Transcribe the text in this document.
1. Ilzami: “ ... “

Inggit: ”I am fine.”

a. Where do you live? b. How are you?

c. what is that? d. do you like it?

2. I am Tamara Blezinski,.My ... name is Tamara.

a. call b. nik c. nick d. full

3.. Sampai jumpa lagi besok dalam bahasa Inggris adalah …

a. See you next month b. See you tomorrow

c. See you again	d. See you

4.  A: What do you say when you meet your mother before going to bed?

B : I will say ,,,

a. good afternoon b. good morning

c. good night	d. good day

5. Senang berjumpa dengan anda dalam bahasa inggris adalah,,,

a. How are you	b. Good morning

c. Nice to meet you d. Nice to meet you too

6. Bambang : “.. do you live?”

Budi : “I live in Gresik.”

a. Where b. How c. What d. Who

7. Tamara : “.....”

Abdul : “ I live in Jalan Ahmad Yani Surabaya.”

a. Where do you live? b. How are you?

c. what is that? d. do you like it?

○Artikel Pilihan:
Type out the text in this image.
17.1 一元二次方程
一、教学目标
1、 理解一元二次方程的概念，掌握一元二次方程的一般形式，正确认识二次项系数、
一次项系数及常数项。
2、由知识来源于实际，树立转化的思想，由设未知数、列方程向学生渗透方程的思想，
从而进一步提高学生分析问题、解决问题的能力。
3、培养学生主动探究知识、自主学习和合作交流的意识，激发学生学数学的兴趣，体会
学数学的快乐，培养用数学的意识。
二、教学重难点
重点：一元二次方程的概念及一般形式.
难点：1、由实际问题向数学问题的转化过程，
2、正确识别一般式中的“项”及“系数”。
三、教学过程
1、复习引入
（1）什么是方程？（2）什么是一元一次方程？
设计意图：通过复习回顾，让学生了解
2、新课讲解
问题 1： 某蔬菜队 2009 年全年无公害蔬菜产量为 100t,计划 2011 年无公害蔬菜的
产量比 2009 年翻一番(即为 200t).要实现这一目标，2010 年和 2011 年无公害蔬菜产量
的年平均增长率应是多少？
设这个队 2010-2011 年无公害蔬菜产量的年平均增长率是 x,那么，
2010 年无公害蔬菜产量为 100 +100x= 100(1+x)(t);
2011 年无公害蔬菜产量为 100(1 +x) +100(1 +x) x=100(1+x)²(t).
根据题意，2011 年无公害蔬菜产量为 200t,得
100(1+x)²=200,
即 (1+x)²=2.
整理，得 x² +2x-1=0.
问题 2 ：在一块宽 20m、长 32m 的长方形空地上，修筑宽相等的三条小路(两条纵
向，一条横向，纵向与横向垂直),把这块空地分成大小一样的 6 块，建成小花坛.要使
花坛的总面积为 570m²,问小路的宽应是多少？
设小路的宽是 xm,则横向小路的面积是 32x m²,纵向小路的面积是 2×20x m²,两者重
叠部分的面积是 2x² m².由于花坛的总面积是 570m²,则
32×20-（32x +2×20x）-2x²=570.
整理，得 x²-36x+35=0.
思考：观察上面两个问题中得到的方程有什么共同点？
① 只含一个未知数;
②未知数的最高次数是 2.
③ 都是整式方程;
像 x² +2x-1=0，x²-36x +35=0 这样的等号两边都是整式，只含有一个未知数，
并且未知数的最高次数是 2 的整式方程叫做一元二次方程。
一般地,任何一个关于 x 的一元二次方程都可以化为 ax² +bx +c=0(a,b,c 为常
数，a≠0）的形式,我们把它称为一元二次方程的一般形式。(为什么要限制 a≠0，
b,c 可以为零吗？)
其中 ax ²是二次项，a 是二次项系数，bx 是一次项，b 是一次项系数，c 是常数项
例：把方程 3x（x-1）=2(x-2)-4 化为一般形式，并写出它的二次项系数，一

+ + +

> [PROBLEM TO WORK ON]: Ascertain the number of lines in the entries that include the word "live", and report only that number.

> [WRITTEN SOLUTION]: 5